WORK TO BE COMPLETED => Repeat, exactly and completely, the material that follows. Omit the pictures.

RECORDS PROVIDED =>
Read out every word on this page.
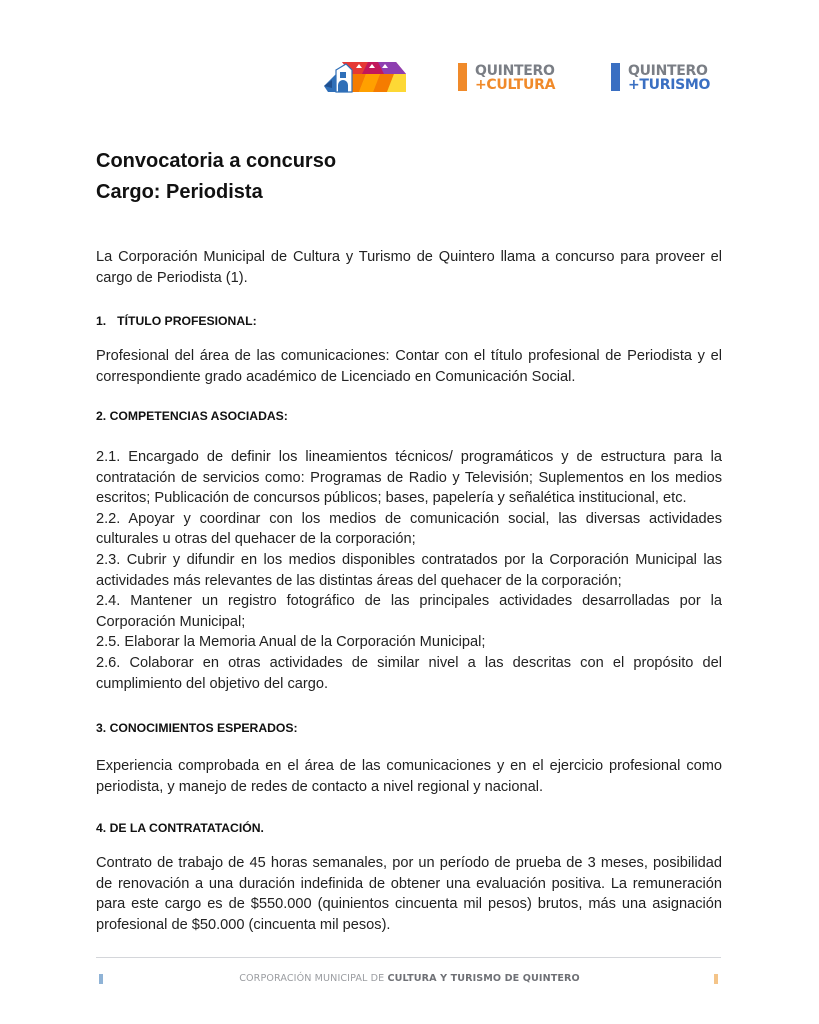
QUINTERO
+CULTURA
QUINTERO
+TURISMO
Convocatoria a concurso
Cargo: Periodista

La Corporación Municipal de Cultura y Turismo de Quintero llama a concurso para proveer el cargo de Periodista (1).

1. TÍTULO PROFESIONAL:

Profesional del área de las comunicaciones: Contar con el título profesional de Periodista y el correspondiente grado académico de Licenciado en Comunicación Social.

2. COMPETENCIAS ASOCIADAS:

2.1. Encargado de definir los lineamientos técnicos/ programáticos y de estructura para la contratación de servicios como: Programas de Radio y Televisión; Suplementos en los medios escritos; Publicación de concursos públicos; bases, papelería y señalética institucional, etc.

2.2. Apoyar y coordinar con los medios de comunicación social, las diversas actividades culturales u otras del quehacer de la corporación;

2.3. Cubrir y difundir en los medios disponibles contratados por la Corporación Municipal las actividades más relevantes de las distintas áreas del quehacer de la corporación;

2.4. Mantener un registro fotográfico de las principales actividades desarrolladas por la Corporación Municipal;

2.5. Elaborar la Memoria Anual de la Corporación Municipal;

2.6. Colaborar en otras actividades de similar nivel a las descritas con el propósito del cumplimiento del objetivo del cargo.

3. CONOCIMIENTOS ESPERADOS:

Experiencia comprobada en el área de las comunicaciones y en el ejercicio profesional como periodista, y manejo de redes de contacto a nivel regional y nacional.

4. DE LA CONTRATATACIÓN.

Contrato de trabajo de 45 horas semanales, por un período de prueba de 3 meses, posibilidad de renovación a una duración indefinida de obtener una evaluación positiva. La remuneración para este cargo es de $550.000 (quinientos cincuenta mil pesos) brutos, más una asignación profesional de $50.000 (cincuenta mil pesos).

CORPORACIÓN MUNICIPAL DE CULTURA Y TURISMO DE QUINTERO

EXPECTED OUTPUT =>
Read out every word on this page.
QUINTERO
+CULTURA
QUINTERO
+TURISMO
Convocatoria a concurso
Cargo: Periodista

La Corporación Municipal de Cultura y Turismo de Quintero llama a concurso para proveer el cargo de Periodista (1).

1. TÍTULO PROFESIONAL:

Profesional del área de las comunicaciones: Contar con el título profesional de Periodista y el correspondiente grado académico de Licenciado en Comunicación Social.

2. COMPETENCIAS ASOCIADAS:

2.1. Encargado de definir los lineamientos técnicos/ programáticos y de estructura para la contratación de servicios como: Programas de Radio y Televisión; Suplementos en los medios escritos; Publicación de concursos públicos; bases, papelería y señalética institucional, etc.

2.2. Apoyar y coordinar con los medios de comunicación social, las diversas actividades culturales u otras del quehacer de la corporación;

2.3. Cubrir y difundir en los medios disponibles contratados por la Corporación Municipal las actividades más relevantes de las distintas áreas del quehacer de la corporación;

2.4. Mantener un registro fotográfico de las principales actividades desarrolladas por la Corporación Municipal;

2.5. Elaborar la Memoria Anual de la Corporación Municipal;

2.6. Colaborar en otras actividades de similar nivel a las descritas con el propósito del cumplimiento del objetivo del cargo.

3. CONOCIMIENTOS ESPERADOS:

Experiencia comprobada en el área de las comunicaciones y en el ejercicio profesional como periodista, y manejo de redes de contacto a nivel regional y nacional.

4. DE LA CONTRATATACIÓN.

Contrato de trabajo de 45 horas semanales, por un período de prueba de 3 meses, posibilidad de renovación a una duración indefinida de obtener una evaluación positiva. La remuneración para este cargo es de $550.000 (quinientos cincuenta mil pesos) brutos, más una asignación profesional de $50.000 (cincuenta mil pesos).

CORPORACIÓN MUNICIPAL DE CULTURA Y TURISMO DE QUINTERO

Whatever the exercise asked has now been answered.